◆ **PAGE TEXT**
Dean Town was by far and away the most challenging Vulf session that I’ve ever done. Woody sent me that bassline [in] MIDI… he thought ‘we haven’t done a bass feature in a couple of albums, we had done ‘Beastly’, but then we hadn’t done a bass feature in a little while. I remember spending all night the night before shedding that for the session the next day because I wanted to be able to nail it, I didn’t want to have to do a bunch of takes…

It was incredibly challenging and now playing it live with the band is as much an audience participation moment as anything… it keeps me limber.”

There’s a transcription of the bass part to ‘Dean Town’ right here should you feel strong enough: Vulfpeck – ‘Dean Town’ Bass Transcription

  1. Always Play For The Song

Fielding a question about how he alters his playing approach for recording vocal-led and instrumental tunes, Joe’s answer shows that he thinks song first, bass second:

I’m always trying to really serve the song and so that’s why when there actually is a singer live it’s much easier to do that; it’s so much easier to serve the song, because you get the arc of it and you see where they’re singing, where they’re not singing, and you see where their phrases are and you can bounce off of that and respond…

Harder to do are the songs where I think it’s an instrumental and the whole time Jack [Stratton] knows it’s not going to be an instrumental, we’re going to add lyrics later but he doesn’t tell me. So with ‘Christmas in LA’, that was just an instrumental track and then later Theo [Katzman] wrote and added vocals, and so hopefully I’m not playing out in sections where it’s a tender vocal moment. But I think when it’s an instrumental song we all can sort of see where the focal point would be… and, either way, I try to always ‘arc’ the tune. And if there’s going to be a little bass moment – a little fill, a little lick – where I step outside the hook of the bassline it’s usually that last chorus, at the very end, which I always loved when bass players would do that on pop songs…

Even when he’s soloing, he’s thinking compositionally:

[I approach writing basslines by] building something that their ear can grab and then playing off that and stepping outside of that, but you can’t really step outside without first building this fundamental song, and that’s even how I think about soloing – when I’m playing a solo a lot of the time I’m keeping time, whether the drums are there or not – you know, ghost notes, really keeping time and really building on building a figure slowly and then playing off that, playing against that.

◆ **RECORDS SHOWN**
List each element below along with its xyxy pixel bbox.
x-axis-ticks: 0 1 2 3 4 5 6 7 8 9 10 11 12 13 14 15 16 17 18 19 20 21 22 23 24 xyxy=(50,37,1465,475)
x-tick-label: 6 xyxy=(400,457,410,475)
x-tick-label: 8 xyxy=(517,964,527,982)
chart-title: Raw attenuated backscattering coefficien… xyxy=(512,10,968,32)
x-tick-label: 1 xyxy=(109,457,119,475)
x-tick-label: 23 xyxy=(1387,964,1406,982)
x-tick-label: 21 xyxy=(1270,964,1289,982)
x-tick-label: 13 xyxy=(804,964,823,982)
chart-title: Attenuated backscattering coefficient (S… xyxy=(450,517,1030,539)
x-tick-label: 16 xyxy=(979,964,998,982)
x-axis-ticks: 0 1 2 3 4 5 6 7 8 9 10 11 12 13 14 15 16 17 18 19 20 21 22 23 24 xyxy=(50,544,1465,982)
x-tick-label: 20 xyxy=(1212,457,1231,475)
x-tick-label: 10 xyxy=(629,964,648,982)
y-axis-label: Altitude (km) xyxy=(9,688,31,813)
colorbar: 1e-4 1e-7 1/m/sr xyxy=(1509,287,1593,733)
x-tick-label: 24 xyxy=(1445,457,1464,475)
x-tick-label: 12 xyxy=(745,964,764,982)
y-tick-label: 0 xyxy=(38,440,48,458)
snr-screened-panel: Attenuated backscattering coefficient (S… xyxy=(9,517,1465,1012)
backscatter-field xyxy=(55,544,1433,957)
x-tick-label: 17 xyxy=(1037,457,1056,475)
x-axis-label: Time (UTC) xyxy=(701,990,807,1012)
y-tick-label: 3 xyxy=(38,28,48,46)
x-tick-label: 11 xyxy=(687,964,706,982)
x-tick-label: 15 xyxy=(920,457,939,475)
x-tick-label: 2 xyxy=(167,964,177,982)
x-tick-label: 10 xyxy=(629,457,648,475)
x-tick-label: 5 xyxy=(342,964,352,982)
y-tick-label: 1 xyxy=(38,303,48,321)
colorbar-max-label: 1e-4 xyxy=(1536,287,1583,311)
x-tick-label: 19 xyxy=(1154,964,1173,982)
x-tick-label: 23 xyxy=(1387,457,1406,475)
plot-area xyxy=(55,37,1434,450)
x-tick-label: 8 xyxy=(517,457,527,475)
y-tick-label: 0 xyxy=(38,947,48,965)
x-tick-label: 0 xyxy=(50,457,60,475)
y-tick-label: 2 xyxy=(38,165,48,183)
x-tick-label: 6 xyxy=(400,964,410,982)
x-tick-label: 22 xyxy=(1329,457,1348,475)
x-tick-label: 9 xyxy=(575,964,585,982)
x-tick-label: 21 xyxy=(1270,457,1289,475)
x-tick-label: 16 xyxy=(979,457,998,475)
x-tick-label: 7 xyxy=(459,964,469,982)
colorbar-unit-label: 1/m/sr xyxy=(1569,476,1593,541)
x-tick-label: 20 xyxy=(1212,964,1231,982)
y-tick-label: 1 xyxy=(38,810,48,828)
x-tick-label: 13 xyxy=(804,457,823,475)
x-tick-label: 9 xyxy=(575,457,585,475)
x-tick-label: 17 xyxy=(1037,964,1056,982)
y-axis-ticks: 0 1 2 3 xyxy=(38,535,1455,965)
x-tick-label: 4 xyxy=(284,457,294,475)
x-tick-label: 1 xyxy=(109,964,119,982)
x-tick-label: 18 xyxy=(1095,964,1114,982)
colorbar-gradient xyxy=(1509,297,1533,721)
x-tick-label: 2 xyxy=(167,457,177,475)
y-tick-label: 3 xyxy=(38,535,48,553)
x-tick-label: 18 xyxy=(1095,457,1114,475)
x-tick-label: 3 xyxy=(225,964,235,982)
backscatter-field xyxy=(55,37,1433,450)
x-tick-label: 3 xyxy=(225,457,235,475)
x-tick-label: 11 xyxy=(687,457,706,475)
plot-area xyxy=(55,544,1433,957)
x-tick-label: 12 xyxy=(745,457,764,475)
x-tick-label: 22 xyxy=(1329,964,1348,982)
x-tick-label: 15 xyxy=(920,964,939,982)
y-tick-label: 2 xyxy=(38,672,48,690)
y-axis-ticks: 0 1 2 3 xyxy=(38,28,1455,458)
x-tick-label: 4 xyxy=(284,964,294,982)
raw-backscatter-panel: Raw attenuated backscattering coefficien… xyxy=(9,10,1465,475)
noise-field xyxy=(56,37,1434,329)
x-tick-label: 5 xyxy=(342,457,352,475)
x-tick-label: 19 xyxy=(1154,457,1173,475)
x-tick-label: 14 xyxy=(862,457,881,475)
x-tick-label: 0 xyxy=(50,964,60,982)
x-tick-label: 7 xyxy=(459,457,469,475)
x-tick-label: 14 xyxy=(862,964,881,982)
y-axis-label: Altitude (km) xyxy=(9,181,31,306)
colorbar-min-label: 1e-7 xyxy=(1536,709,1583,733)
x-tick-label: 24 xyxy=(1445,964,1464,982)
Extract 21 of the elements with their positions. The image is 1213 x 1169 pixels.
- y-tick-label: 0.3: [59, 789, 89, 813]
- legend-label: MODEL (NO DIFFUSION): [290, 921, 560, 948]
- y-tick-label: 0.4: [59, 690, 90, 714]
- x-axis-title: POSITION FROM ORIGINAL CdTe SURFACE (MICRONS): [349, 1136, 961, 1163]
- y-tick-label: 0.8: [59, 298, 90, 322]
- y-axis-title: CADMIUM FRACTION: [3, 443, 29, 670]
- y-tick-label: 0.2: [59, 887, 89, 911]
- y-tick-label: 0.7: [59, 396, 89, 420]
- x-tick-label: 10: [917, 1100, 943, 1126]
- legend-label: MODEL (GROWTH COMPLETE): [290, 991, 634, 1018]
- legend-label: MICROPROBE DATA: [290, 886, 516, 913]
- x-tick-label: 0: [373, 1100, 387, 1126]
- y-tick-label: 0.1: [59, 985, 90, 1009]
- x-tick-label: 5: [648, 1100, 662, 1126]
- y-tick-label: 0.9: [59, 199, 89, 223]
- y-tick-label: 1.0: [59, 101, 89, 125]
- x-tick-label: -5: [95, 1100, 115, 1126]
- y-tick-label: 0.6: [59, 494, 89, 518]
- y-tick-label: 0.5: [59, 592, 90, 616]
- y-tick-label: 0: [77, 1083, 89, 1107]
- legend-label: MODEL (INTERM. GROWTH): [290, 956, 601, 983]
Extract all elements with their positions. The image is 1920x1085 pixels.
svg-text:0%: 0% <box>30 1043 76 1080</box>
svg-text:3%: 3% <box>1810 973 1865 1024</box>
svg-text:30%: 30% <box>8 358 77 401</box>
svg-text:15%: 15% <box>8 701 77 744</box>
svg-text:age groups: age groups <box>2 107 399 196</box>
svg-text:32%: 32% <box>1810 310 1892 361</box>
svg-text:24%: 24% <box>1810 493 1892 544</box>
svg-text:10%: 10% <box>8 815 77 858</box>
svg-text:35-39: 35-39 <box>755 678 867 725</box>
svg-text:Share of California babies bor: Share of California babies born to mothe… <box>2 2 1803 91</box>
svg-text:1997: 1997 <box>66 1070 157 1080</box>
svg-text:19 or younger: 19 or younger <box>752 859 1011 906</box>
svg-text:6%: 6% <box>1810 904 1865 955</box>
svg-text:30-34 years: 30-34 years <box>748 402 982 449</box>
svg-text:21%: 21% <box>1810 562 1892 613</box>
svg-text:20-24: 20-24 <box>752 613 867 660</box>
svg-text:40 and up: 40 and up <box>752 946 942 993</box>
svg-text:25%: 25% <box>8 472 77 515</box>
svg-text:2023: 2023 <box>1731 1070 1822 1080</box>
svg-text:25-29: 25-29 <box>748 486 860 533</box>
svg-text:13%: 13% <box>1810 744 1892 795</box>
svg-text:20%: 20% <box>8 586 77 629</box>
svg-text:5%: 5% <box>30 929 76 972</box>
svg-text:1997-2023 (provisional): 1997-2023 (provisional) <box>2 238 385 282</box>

◆ **STATED TASK 1**
Print the Vulfpeck interview text from "[I approach writing" to "playing against that.".
◆ **STATED TASK 2**
In the Vulfpeck interview text, who wrote and added the vocals to 'Christmas in LA'?

◆ **COMPLETE RESPONSE 1**
[I approach writing basslines by] building something that their ear can grab and then playing off that and stepping outside of that, but you can’t really step outside without first building this fundamental song, and that’s even how I think about soloing – when I’m playing a solo a lot of the time I’m keeping time, whether the drums are there or not – you know, ghost notes, really keeping time and really building on building a figure slowly and then playing off that, playing against that.

◆ **COMPLETE RESPONSE 2**
Theo Katzman